## What is expected
Please echo every line from the one with "data-label: 23 <box>250 205 277 229</box>" to the one with "category-label: 예배를 드리는" in the entries below, unchanged.

## Provided material

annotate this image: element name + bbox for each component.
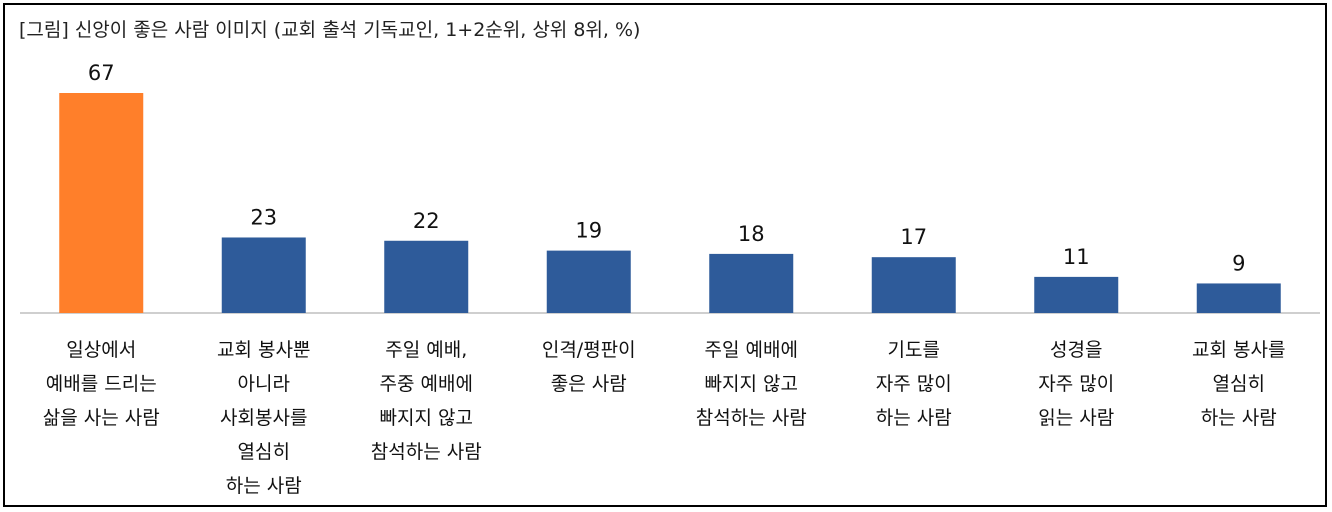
data-label: 23 <box>250 205 277 229</box>
data-label: 9 <box>1232 251 1245 275</box>
category-label: 참석하는 사람 <box>696 407 807 429</box>
category-label: 읽는 사람 <box>1038 407 1114 429</box>
category-label: 자주 많이 <box>1038 373 1114 395</box>
bar <box>221 237 306 313</box>
data-label: 11 <box>1063 245 1090 269</box>
bar <box>59 93 144 313</box>
bar <box>1034 276 1119 313</box>
category-label: 하는 사람 <box>876 407 952 429</box>
category-label: 열심히 <box>1213 373 1265 395</box>
category-label: 빠지지 않고 <box>705 373 798 395</box>
category-label: 인격/평판이 <box>542 339 636 361</box>
category-label: 하는 사람 <box>1201 407 1277 429</box>
category-label: 교회 봉사를 <box>1192 339 1285 361</box>
category-label: 기도를 <box>888 339 940 361</box>
bar <box>871 257 956 313</box>
category-label: 교회 봉사뿐 <box>217 339 310 361</box>
category-label: 주일 예배, <box>385 339 467 361</box>
data-label: 19 <box>575 219 602 243</box>
category-label: 열심히 <box>238 441 290 463</box>
category-label: 예배를 드리는 <box>46 373 157 395</box>
category-label: 빠지지 않고 <box>380 407 473 429</box>
bar <box>546 250 631 313</box>
data-label: 18 <box>738 222 765 246</box>
category-label: 참석하는 사람 <box>371 441 482 463</box>
chart-title: [그림] 신앙이 좋은 사람 이미지 (교회 출석 기독교인, 1+2순위, 상… <box>19 19 641 41</box>
bar <box>709 253 794 313</box>
category-label: 일상에서 <box>66 339 136 361</box>
category-label: 자주 많이 <box>876 373 952 395</box>
bar <box>384 240 469 313</box>
category-label: 주일 예배에 <box>705 339 798 361</box>
category-label: 사회봉사를 <box>220 407 307 429</box>
category-label: 성경을 <box>1050 339 1102 361</box>
category-label: 하는 사람 <box>226 475 302 497</box>
category-label: 주중 예배에 <box>380 373 473 395</box>
bar <box>1196 283 1281 313</box>
data-label: 67 <box>88 61 115 85</box>
category-label: 좋은 사람 <box>551 373 627 395</box>
category-label: 삶을 사는 사람 <box>43 407 160 429</box>
data-label: 22 <box>413 209 440 233</box>
data-label: 17 <box>900 225 927 249</box>
category-label: 아니라 <box>238 373 290 395</box>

## Solved exercise
data-label: 23 <box>250 205 277 229</box>
data-label: 9 <box>1232 251 1245 275</box>
category-label: 참석하는 사람 <box>696 407 807 429</box>
category-label: 읽는 사람 <box>1038 407 1114 429</box>
category-label: 자주 많이 <box>1038 373 1114 395</box>
bar <box>221 237 306 313</box>
data-label: 11 <box>1063 245 1090 269</box>
bar <box>59 93 144 313</box>
bar <box>1034 276 1119 313</box>
category-label: 하는 사람 <box>876 407 952 429</box>
category-label: 열심히 <box>1213 373 1265 395</box>
category-label: 빠지지 않고 <box>705 373 798 395</box>
category-label: 인격/평판이 <box>542 339 636 361</box>
category-label: 하는 사람 <box>1201 407 1277 429</box>
category-label: 교회 봉사를 <box>1192 339 1285 361</box>
category-label: 기도를 <box>888 339 940 361</box>
bar <box>871 257 956 313</box>
category-label: 교회 봉사뿐 <box>217 339 310 361</box>
category-label: 주일 예배, <box>385 339 467 361</box>
data-label: 19 <box>575 219 602 243</box>
category-label: 열심히 <box>238 441 290 463</box>
category-label: 예배를 드리는 <box>46 373 157 395</box>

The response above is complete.